DESCRIPTION OF THE TASK:
Comb the records below for the string "Lists" and copy each line where it turns up.
-- START DATASET ROWS --
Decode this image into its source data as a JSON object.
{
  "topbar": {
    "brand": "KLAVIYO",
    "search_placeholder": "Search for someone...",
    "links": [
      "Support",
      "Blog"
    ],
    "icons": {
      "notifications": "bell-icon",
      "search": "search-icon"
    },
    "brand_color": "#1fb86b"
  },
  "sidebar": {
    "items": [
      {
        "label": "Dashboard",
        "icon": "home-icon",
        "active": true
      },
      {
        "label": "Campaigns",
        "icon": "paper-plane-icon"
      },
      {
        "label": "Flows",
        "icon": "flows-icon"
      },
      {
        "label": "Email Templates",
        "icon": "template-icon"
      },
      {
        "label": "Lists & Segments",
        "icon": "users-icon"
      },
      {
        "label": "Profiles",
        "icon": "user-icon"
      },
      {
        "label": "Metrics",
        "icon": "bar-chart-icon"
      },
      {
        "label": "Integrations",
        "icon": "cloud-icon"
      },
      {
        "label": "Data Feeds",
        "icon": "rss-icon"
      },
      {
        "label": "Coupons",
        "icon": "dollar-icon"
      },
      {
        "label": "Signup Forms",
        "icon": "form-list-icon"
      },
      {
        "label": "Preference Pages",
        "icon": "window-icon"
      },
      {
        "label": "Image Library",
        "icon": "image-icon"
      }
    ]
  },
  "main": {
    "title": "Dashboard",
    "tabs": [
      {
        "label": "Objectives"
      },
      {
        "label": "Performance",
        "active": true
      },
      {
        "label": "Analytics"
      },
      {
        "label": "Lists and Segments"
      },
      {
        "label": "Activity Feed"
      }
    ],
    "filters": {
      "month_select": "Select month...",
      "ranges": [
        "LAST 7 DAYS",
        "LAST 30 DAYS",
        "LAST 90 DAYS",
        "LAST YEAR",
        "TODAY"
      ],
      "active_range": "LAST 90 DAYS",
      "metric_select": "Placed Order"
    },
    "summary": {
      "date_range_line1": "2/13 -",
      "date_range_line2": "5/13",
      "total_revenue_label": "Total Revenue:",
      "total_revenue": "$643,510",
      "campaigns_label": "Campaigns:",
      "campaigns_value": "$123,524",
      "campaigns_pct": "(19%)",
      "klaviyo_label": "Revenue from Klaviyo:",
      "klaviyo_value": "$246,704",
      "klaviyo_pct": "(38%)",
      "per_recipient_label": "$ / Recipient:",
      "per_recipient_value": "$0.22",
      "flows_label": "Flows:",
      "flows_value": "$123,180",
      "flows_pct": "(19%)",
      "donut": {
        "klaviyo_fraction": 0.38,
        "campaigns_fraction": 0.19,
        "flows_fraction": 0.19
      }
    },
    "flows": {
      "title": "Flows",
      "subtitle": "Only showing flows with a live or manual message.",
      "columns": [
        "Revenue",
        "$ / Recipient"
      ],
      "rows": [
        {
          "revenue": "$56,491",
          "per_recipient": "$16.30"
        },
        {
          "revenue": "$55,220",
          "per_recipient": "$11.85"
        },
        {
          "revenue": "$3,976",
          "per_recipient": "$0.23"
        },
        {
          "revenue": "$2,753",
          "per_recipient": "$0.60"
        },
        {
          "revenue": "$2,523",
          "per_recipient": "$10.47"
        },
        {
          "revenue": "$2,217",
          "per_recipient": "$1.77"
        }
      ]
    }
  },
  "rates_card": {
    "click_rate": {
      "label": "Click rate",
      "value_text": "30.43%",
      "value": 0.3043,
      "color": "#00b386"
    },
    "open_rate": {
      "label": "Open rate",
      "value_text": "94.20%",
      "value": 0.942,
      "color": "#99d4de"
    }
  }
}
-- END DATASET ROWS --
THE COMPLETED TASK:
        "label": "Lists & Segments",
        "label": "Lists and Segments"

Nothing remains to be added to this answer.